* _Task objective_:
Locate each line in the material below that contains the string "legend", and copy every such line.

(Dataset items)
┏━━
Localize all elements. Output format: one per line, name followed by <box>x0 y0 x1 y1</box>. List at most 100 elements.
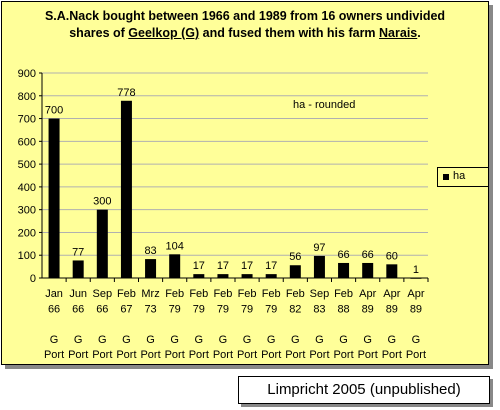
x-tick-label: 89 <box>362 303 374 315</box>
data-label: 56 <box>289 251 301 263</box>
x-tick-label: Port <box>358 349 378 361</box>
x-tick-label: Port <box>406 349 426 361</box>
x-tick-label: Port <box>92 349 112 361</box>
bar <box>48 118 60 278</box>
x-tick-label: G <box>74 334 83 346</box>
bar <box>313 255 325 278</box>
data-label: 17 <box>217 260 229 272</box>
data-label: 778 <box>117 87 135 99</box>
x-tick-label: G <box>243 334 252 346</box>
x-tick-label: G <box>98 334 107 346</box>
legend-label: ha <box>453 170 466 182</box>
y-tick-label: 200 <box>18 227 36 239</box>
legend-swatch <box>443 174 449 180</box>
data-label: 77 <box>72 246 84 258</box>
x-tick-label: G <box>388 334 397 346</box>
x-tick-label: G <box>146 334 155 346</box>
x-tick-label: G <box>412 334 421 346</box>
x-tick-label: G <box>315 334 324 346</box>
x-tick-label: Sep <box>310 288 330 300</box>
x-tick-label: Apr <box>383 288 400 300</box>
bar <box>386 264 398 278</box>
bar <box>145 259 157 278</box>
x-tick-label: G <box>267 334 276 346</box>
bar <box>289 265 301 278</box>
bar <box>362 262 374 278</box>
x-tick-label: Feb <box>213 288 232 300</box>
x-tick-label: 66 <box>72 303 84 315</box>
x-tick-label: Feb <box>334 288 353 300</box>
x-tick-label: Port <box>189 349 209 361</box>
x-tick-label: 66 <box>96 303 108 315</box>
bar <box>217 274 229 278</box>
x-tick-label: G <box>339 334 348 346</box>
x-tick-label: Apr <box>407 288 424 300</box>
x-tick-label: Sep <box>93 288 113 300</box>
x-tick-label: 66 <box>48 303 60 315</box>
x-tick-label: Port <box>116 349 136 361</box>
y-tick-labels: 0 100 200 300 400 500 600 700 800 900 <box>18 68 42 285</box>
x-tick-label: 79 <box>193 303 205 315</box>
x-tick-label: Port <box>44 349 64 361</box>
bar-chart: 0 100 200 300 400 500 600 700 800 900 700 77 300 778… <box>18 68 429 361</box>
data-label: 66 <box>337 249 349 261</box>
title-suffix: . <box>417 26 421 40</box>
title-line-1: S.A.Nack bought between 1966 and 1989 fr… <box>44 9 446 23</box>
x-tick-label: Port <box>237 349 257 361</box>
x-tick-label: Port <box>140 349 160 361</box>
data-label: 97 <box>313 242 325 254</box>
data-label: 104 <box>166 240 184 252</box>
x-tick-label: G <box>50 334 59 346</box>
bar <box>72 260 84 278</box>
bars <box>48 100 422 279</box>
x-tick-label: Port <box>165 349 185 361</box>
x-tick-label: Mrz <box>141 288 159 300</box>
title-middle: and fused them with his farm <box>199 26 380 40</box>
x-tick-label: G <box>195 334 204 346</box>
bar <box>193 274 205 278</box>
x-tick-label: 89 <box>386 303 398 315</box>
x-tick-label: Port <box>382 349 402 361</box>
y-tick-label: 900 <box>18 68 36 80</box>
y-tick-label: 400 <box>18 182 36 194</box>
data-label: 66 <box>362 249 374 261</box>
x-tick-label: G <box>219 334 228 346</box>
bar <box>241 274 253 278</box>
chart-title: S.A.Nack bought between 1966 and 1989 fr… <box>2 8 488 42</box>
data-label: 1 <box>413 264 419 276</box>
x-tick-label: Feb <box>117 288 136 300</box>
data-label: 83 <box>144 245 156 257</box>
title-line-2: shares of Geelkop (G) and fused them wit… <box>2 25 488 42</box>
x-tick-label: 89 <box>410 303 422 315</box>
chart-frame: S.A.Nack bought between 1966 and 1989 fr… <box>1 1 489 365</box>
y-tick-label: 800 <box>18 91 36 103</box>
x-tick-label: G <box>170 334 179 346</box>
y-tick-label: 0 <box>30 273 36 285</box>
x-tick-label: Port <box>213 349 233 361</box>
title-farm-narais: Narais <box>379 26 418 40</box>
x-tick-label: 73 <box>144 303 156 315</box>
y-tick-label: 300 <box>18 205 36 217</box>
x-tick-label: Port <box>68 349 88 361</box>
y-tick-label: 600 <box>18 136 36 148</box>
x-tick-label: Feb <box>165 288 184 300</box>
x-tick-label: 79 <box>265 303 277 315</box>
x-tick-label: Feb <box>189 288 208 300</box>
x-tick-label: G <box>291 334 300 346</box>
data-label: 300 <box>93 196 111 208</box>
x-tick-label: 67 <box>120 303 132 315</box>
x-tick-label: Jun <box>69 288 87 300</box>
x-tick-label: 82 <box>289 303 301 315</box>
x-tick-label: G <box>122 334 131 346</box>
x-tick-label: Feb <box>262 288 281 300</box>
bar <box>338 262 350 278</box>
x-tick-labels: Jan66GPort1Jun66GPort1Sep66GPort1Feb67GP… <box>44 278 429 361</box>
x-tick-label: Port <box>285 349 305 361</box>
x-tick-label: 83 <box>313 303 325 315</box>
bar <box>410 277 422 279</box>
y-tick-label: 100 <box>18 250 36 262</box>
credit-box: Limpricht 2005 (unpublished) <box>238 376 490 404</box>
data-label: 700 <box>45 105 63 117</box>
title-prefix: shares of <box>69 26 129 40</box>
data-label: 17 <box>241 260 253 272</box>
┗━━
* _Result of this task_:
legend-label: ha <box>453 170 466 182</box>
legend-swatch <box>443 174 449 180</box>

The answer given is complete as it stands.